## BEGIN ENTRIES PROVIDED

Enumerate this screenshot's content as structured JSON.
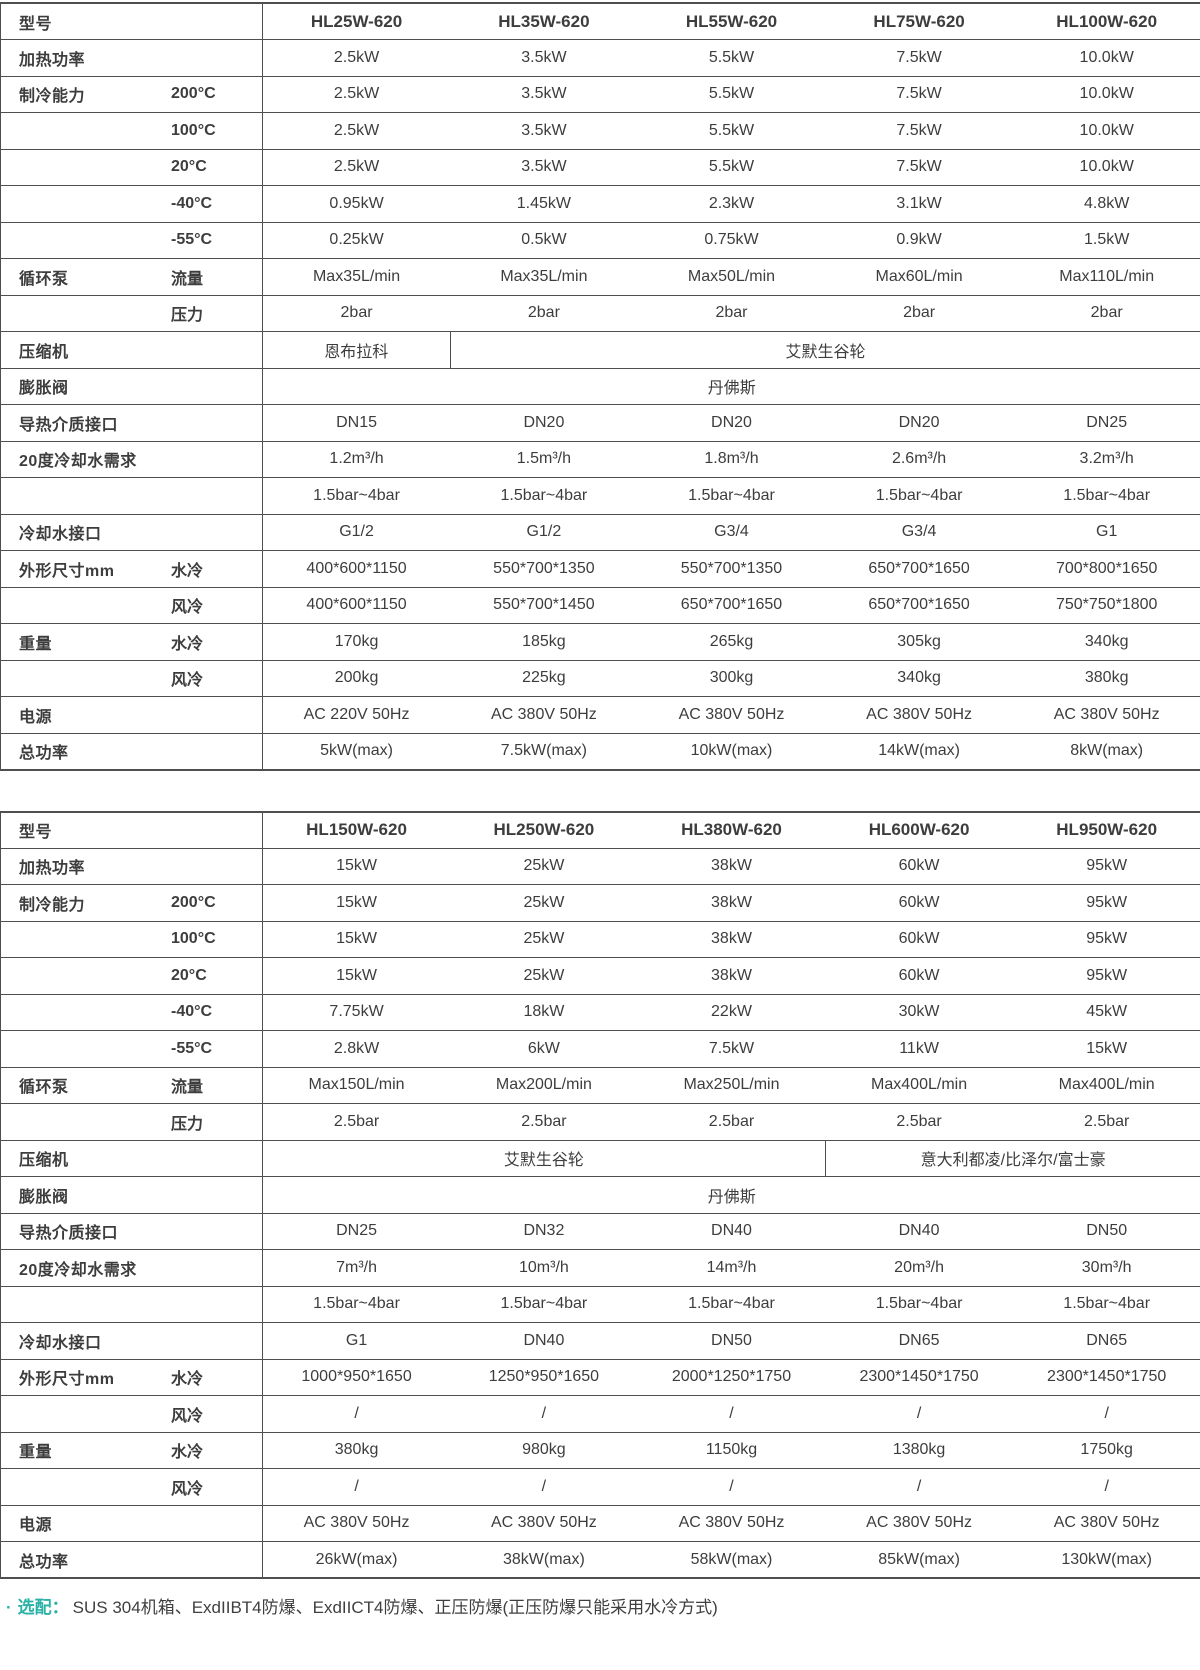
{
  "colors": {
    "accent": "#2bb2a6",
    "text": "#3d3d3d",
    "border": "#4f4f4f"
  },
  "tables": [
    {
      "name": "spec-table-hl25-hl100",
      "rows": [
        {
          "type": "header",
          "label": "型号",
          "sub": "",
          "cells": [
            "HL25W-620",
            "HL35W-620",
            "HL55W-620",
            "HL75W-620",
            "HL100W-620"
          ]
        },
        {
          "label": "加热功率",
          "sub": "",
          "cells": [
            "2.5kW",
            "3.5kW",
            "5.5kW",
            "7.5kW",
            "10.0kW"
          ]
        },
        {
          "label": "制冷能力",
          "sub": "200°C",
          "cells": [
            "2.5kW",
            "3.5kW",
            "5.5kW",
            "7.5kW",
            "10.0kW"
          ]
        },
        {
          "label": "",
          "sub": "100°C",
          "cells": [
            "2.5kW",
            "3.5kW",
            "5.5kW",
            "7.5kW",
            "10.0kW"
          ]
        },
        {
          "label": "",
          "sub": "20°C",
          "cells": [
            "2.5kW",
            "3.5kW",
            "5.5kW",
            "7.5kW",
            "10.0kW"
          ]
        },
        {
          "label": "",
          "sub": "-40°C",
          "cells": [
            "0.95kW",
            "1.45kW",
            "2.3kW",
            "3.1kW",
            "4.8kW"
          ]
        },
        {
          "label": "",
          "sub": "-55°C",
          "cells": [
            "0.25kW",
            "0.5kW",
            "0.75kW",
            "0.9kW",
            "1.5kW"
          ]
        },
        {
          "label": "循环泵",
          "sub": "流量",
          "cells": [
            "Max35L/min",
            "Max35L/min",
            "Max50L/min",
            "Max60L/min",
            "Max110L/min"
          ]
        },
        {
          "label": "",
          "sub": "压力",
          "cells": [
            "2bar",
            "2bar",
            "2bar",
            "2bar",
            "2bar"
          ]
        },
        {
          "label": "压缩机",
          "sub": "",
          "cells": [
            {
              "text": "恩布拉科",
              "span": 1
            },
            {
              "text": "艾默生谷轮",
              "span": 4
            }
          ]
        },
        {
          "label": "膨胀阀",
          "sub": "",
          "cells": [
            {
              "text": "丹佛斯",
              "span": 5
            }
          ]
        },
        {
          "label": "导热介质接口",
          "sub": "",
          "cells": [
            "DN15",
            "DN20",
            "DN20",
            "DN20",
            "DN25"
          ]
        },
        {
          "label": "20度冷却水需求",
          "sub": "",
          "cells": [
            "1.2m³/h",
            "1.5m³/h",
            "1.8m³/h",
            "2.6m³/h",
            "3.2m³/h"
          ]
        },
        {
          "label": "",
          "sub": "",
          "cells": [
            "1.5bar~4bar",
            "1.5bar~4bar",
            "1.5bar~4bar",
            "1.5bar~4bar",
            "1.5bar~4bar"
          ]
        },
        {
          "label": "冷却水接口",
          "sub": "",
          "cells": [
            "G1/2",
            "G1/2",
            "G3/4",
            "G3/4",
            "G1"
          ]
        },
        {
          "label": "外形尺寸mm",
          "sub": "水冷",
          "cells": [
            "400*600*1150",
            "550*700*1350",
            "550*700*1350",
            "650*700*1650",
            "700*800*1650"
          ]
        },
        {
          "label": "",
          "sub": "风冷",
          "cells": [
            "400*600*1150",
            "550*700*1450",
            "650*700*1650",
            "650*700*1650",
            "750*750*1800"
          ]
        },
        {
          "label": "重量",
          "sub": "水冷",
          "cells": [
            "170kg",
            "185kg",
            "265kg",
            "305kg",
            "340kg"
          ]
        },
        {
          "label": "",
          "sub": "风冷",
          "cells": [
            "200kg",
            "225kg",
            "300kg",
            "340kg",
            "380kg"
          ]
        },
        {
          "label": "电源",
          "sub": "",
          "cells": [
            "AC 220V 50Hz",
            "AC 380V 50Hz",
            "AC 380V 50Hz",
            "AC 380V 50Hz",
            "AC 380V 50Hz"
          ]
        },
        {
          "label": "总功率",
          "sub": "",
          "cells": [
            "5kW(max)",
            "7.5kW(max)",
            "10kW(max)",
            "14kW(max)",
            "8kW(max)"
          ]
        }
      ]
    },
    {
      "name": "spec-table-hl150-hl950",
      "rows": [
        {
          "type": "header",
          "label": "型号",
          "sub": "",
          "cells": [
            "HL150W-620",
            "HL250W-620",
            "HL380W-620",
            "HL600W-620",
            "HL950W-620"
          ]
        },
        {
          "label": "加热功率",
          "sub": "",
          "cells": [
            "15kW",
            "25kW",
            "38kW",
            "60kW",
            "95kW"
          ]
        },
        {
          "label": "制冷能力",
          "sub": "200°C",
          "cells": [
            "15kW",
            "25kW",
            "38kW",
            "60kW",
            "95kW"
          ]
        },
        {
          "label": "",
          "sub": "100°C",
          "cells": [
            "15kW",
            "25kW",
            "38kW",
            "60kW",
            "95kW"
          ]
        },
        {
          "label": "",
          "sub": "20°C",
          "cells": [
            "15kW",
            "25kW",
            "38kW",
            "60kW",
            "95kW"
          ]
        },
        {
          "label": "",
          "sub": "-40°C",
          "cells": [
            "7.75kW",
            "18kW",
            "22kW",
            "30kW",
            "45kW"
          ]
        },
        {
          "label": "",
          "sub": "-55°C",
          "cells": [
            "2.8kW",
            "6kW",
            "7.5kW",
            "11kW",
            "15kW"
          ]
        },
        {
          "label": "循环泵",
          "sub": "流量",
          "cells": [
            "Max150L/min",
            "Max200L/min",
            "Max250L/min",
            "Max400L/min",
            "Max400L/min"
          ]
        },
        {
          "label": "",
          "sub": "压力",
          "cells": [
            "2.5bar",
            "2.5bar",
            "2.5bar",
            "2.5bar",
            "2.5bar"
          ]
        },
        {
          "label": "压缩机",
          "sub": "",
          "cells": [
            {
              "text": "艾默生谷轮",
              "span": 3
            },
            {
              "text": "意大利都凌/比泽尔/富士豪",
              "span": 2
            }
          ]
        },
        {
          "label": "膨胀阀",
          "sub": "",
          "cells": [
            {
              "text": "丹佛斯",
              "span": 5
            }
          ]
        },
        {
          "label": "导热介质接口",
          "sub": "",
          "cells": [
            "DN25",
            "DN32",
            "DN40",
            "DN40",
            "DN50"
          ]
        },
        {
          "label": "20度冷却水需求",
          "sub": "",
          "cells": [
            "7m³/h",
            "10m³/h",
            "14m³/h",
            "20m³/h",
            "30m³/h"
          ]
        },
        {
          "label": "",
          "sub": "",
          "cells": [
            "1.5bar~4bar",
            "1.5bar~4bar",
            "1.5bar~4bar",
            "1.5bar~4bar",
            "1.5bar~4bar"
          ]
        },
        {
          "label": "冷却水接口",
          "sub": "",
          "cells": [
            "G1",
            "DN40",
            "DN50",
            "DN65",
            "DN65"
          ]
        },
        {
          "label": "外形尺寸mm",
          "sub": "水冷",
          "cells": [
            "1000*950*1650",
            "1250*950*1650",
            "2000*1250*1750",
            "2300*1450*1750",
            "2300*1450*1750"
          ]
        },
        {
          "label": "",
          "sub": "风冷",
          "cells": [
            "/",
            "/",
            "/",
            "/",
            "/"
          ]
        },
        {
          "label": "重量",
          "sub": "水冷",
          "cells": [
            "380kg",
            "980kg",
            "1150kg",
            "1380kg",
            "1750kg"
          ]
        },
        {
          "label": "",
          "sub": "风冷",
          "cells": [
            "/",
            "/",
            "/",
            "/",
            "/"
          ]
        },
        {
          "label": "电源",
          "sub": "",
          "cells": [
            "AC 380V 50Hz",
            "AC 380V 50Hz",
            "AC 380V 50Hz",
            "AC 380V 50Hz",
            "AC 380V 50Hz"
          ]
        },
        {
          "label": "总功率",
          "sub": "",
          "cells": [
            "26kW(max)",
            "38kW(max)",
            "58kW(max)",
            "85kW(max)",
            "130kW(max)"
          ]
        }
      ]
    }
  ],
  "footnote": {
    "bullet": "·",
    "label": "选配：",
    "text": "SUS 304机箱、ExdIIBT4防爆、ExdIICT4防爆、正压防爆(正压防爆只能采用水冷方式)"
  }
}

## END ENTRIES PROVIDED

Search the records for the word "span", then list every line that has it.

              "span": 1
              "span": 4
              "span": 5
              "span": 3
              "span": 2
              "span": 5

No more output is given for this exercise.